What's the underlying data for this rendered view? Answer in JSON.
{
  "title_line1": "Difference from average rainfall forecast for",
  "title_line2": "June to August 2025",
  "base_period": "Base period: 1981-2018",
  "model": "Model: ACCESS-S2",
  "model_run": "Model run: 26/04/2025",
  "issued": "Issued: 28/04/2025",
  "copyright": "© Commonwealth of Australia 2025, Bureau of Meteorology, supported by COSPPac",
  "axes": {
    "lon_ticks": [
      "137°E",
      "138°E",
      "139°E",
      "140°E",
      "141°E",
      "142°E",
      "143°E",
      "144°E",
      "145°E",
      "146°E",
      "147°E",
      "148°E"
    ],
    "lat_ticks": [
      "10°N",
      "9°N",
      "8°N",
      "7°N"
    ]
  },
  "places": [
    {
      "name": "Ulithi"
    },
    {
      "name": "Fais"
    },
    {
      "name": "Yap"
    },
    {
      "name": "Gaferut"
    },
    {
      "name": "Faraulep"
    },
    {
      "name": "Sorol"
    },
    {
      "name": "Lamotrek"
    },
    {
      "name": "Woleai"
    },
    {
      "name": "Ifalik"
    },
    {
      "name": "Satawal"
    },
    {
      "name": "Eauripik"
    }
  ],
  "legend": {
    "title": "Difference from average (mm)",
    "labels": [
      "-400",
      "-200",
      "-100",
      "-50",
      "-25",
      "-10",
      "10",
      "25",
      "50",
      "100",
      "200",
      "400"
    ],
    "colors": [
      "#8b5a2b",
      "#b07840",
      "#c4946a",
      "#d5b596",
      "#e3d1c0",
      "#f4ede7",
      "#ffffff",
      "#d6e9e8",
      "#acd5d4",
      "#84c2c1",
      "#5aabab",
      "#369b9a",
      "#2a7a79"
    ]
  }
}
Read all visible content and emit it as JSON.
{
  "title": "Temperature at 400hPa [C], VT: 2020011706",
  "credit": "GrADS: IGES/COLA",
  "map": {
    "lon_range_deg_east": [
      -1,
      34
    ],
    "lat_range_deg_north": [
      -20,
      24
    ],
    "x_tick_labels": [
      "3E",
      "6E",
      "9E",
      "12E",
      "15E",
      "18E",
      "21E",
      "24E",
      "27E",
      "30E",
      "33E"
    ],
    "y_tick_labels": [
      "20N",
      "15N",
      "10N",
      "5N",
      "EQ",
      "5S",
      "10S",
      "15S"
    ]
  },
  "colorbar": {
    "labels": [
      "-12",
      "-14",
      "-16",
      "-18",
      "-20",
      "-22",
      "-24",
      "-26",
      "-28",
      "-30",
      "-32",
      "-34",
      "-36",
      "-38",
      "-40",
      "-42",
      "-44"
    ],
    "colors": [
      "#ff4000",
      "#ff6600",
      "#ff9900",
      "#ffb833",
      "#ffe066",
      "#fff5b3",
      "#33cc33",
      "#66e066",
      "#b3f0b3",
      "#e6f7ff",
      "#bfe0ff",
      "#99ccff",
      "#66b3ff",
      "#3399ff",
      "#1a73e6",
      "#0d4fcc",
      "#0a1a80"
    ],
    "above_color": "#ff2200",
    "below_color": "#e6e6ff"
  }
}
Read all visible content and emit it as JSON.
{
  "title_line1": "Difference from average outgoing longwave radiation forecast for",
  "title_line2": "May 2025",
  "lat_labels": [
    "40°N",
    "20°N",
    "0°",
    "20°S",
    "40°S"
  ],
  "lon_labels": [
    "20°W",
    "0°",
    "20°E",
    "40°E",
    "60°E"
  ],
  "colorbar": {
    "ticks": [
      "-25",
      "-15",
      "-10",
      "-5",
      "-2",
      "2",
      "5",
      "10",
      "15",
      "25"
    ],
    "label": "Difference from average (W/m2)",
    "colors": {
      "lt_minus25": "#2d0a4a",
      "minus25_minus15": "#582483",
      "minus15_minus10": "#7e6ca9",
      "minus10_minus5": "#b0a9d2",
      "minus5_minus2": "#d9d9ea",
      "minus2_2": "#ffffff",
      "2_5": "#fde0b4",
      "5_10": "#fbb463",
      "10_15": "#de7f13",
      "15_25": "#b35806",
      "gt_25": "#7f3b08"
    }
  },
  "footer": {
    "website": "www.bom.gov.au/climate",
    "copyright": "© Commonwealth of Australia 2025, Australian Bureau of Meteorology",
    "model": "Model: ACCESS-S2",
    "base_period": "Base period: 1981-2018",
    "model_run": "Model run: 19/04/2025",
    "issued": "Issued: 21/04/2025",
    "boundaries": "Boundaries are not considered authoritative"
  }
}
※ ※ ※
Repeat the data precisely, line by line.

> _Exercise output_
What's the underlying data for this rendered view? Answer in JSON.
{
  "title_line1": "Difference from average rainfall forecast for",
  "title_line2": "June to August 2025",
  "base_period": "Base period: 1981-2018",
  "model": "Model: ACCESS-S2",
  "model_run": "Model run: 26/04/2025",
  "issued": "Issued: 28/04/2025",
  "copyright": "© Commonwealth of Australia 2025, Bureau of Meteorology, supported by COSPPac",
  "axes": {
    "lon_ticks": [
      "137°E",
      "138°E",
      "139°E",
      "140°E",
      "141°E",
      "142°E",
      "143°E",
      "144°E",
      "145°E",
      "146°E",
      "147°E",
      "148°E"
    ],
    "lat_ticks": [
      "10°N",
      "9°N",
      "8°N",
      "7°N"
    ]
  },
  "places": [
    {
      "name": "Ulithi"
    },
    {
      "name": "Fais"
    },
    {
      "name": "Yap"
    },
    {
      "name": "Gaferut"
    },
    {
      "name": "Faraulep"
    },
    {
      "name": "Sorol"
    },
    {
      "name": "Lamotrek"
    },
    {
      "name": "Woleai"
    },
    {
      "name": "Ifalik"
    },
    {
      "name": "Satawal"
    },
    {
      "name": "Eauripik"
    }
  ],
  "legend": {
    "title": "Difference from average (mm)",
    "labels": [
      "-400",
      "-200",
      "-100",
      "-50",
      "-25",
      "-10",
      "10",
      "25",
      "50",
      "100",
      "200",
      "400"
    ],
    "colors": [
      "#8b5a2b",
      "#b07840",
      "#c4946a",
      "#d5b596",
      "#e3d1c0",
      "#f4ede7",
      "#ffffff",
      "#d6e9e8",
      "#acd5d4",
      "#84c2c1",
      "#5aabab",
      "#369b9a",
      "#2a7a79"
    ]
  }
}
Read all visible content and emit it as JSON.
{
  "title": "Temperature at 400hPa [C], VT: 2020011706",
  "credit": "GrADS: IGES/COLA",
  "map": {
    "lon_range_deg_east": [
      -1,
      34
    ],
    "lat_range_deg_north": [
      -20,
      24
    ],
    "x_tick_labels": [
      "3E",
      "6E",
      "9E",
      "12E",
      "15E",
      "18E",
      "21E",
      "24E",
      "27E",
      "30E",
      "33E"
    ],
    "y_tick_labels": [
      "20N",
      "15N",
      "10N",
      "5N",
      "EQ",
      "5S",
      "10S",
      "15S"
    ]
  },
  "colorbar": {
    "labels": [
      "-12",
      "-14",
      "-16",
      "-18",
      "-20",
      "-22",
      "-24",
      "-26",
      "-28",
      "-30",
      "-32",
      "-34",
      "-36",
      "-38",
      "-40",
      "-42",
      "-44"
    ],
    "colors": [
      "#ff4000",
      "#ff6600",
      "#ff9900",
      "#ffb833",
      "#ffe066",
      "#fff5b3",
      "#33cc33",
      "#66e066",
      "#b3f0b3",
      "#e6f7ff",
      "#bfe0ff",
      "#99ccff",
      "#66b3ff",
      "#3399ff",
      "#1a73e6",
      "#0d4fcc",
      "#0a1a80"
    ],
    "above_color": "#ff2200",
    "below_color": "#e6e6ff"
  }
}
Read all visible content and emit it as JSON.
{
  "title_line1": "Difference from average outgoing longwave radiation forecast for",
  "title_line2": "May 2025",
  "lat_labels": [
    "40°N",
    "20°N",
    "0°",
    "20°S",
    "40°S"
  ],
  "lon_labels": [
    "20°W",
    "0°",
    "20°E",
    "40°E",
    "60°E"
  ],
  "colorbar": {
    "ticks": [
      "-25",
      "-15",
      "-10",
      "-5",
      "-2",
      "2",
      "5",
      "10",
      "15",
      "25"
    ],
    "label": "Difference from average (W/m2)",
    "colors": {
      "lt_minus25": "#2d0a4a",
      "minus25_minus15": "#582483",
      "minus15_minus10": "#7e6ca9",
      "minus10_minus5": "#b0a9d2",
      "minus5_minus2": "#d9d9ea",
      "minus2_2": "#ffffff",
      "2_5": "#fde0b4",
      "5_10": "#fbb463",
      "10_15": "#de7f13",
      "15_25": "#b35806",
      "gt_25": "#7f3b08"
    }
  },
  "footer": {
    "website": "www.bom.gov.au/climate",
    "copyright": "© Commonwealth of Australia 2025, Australian Bureau of Meteorology",
    "model": "Model: ACCESS-S2",
    "base_period": "Base period: 1981-2018",
    "model_run": "Model run: 19/04/2025",
    "issued": "Issued: 21/04/2025",
    "boundaries": "Boundaries are not considered authoritative"
  }
}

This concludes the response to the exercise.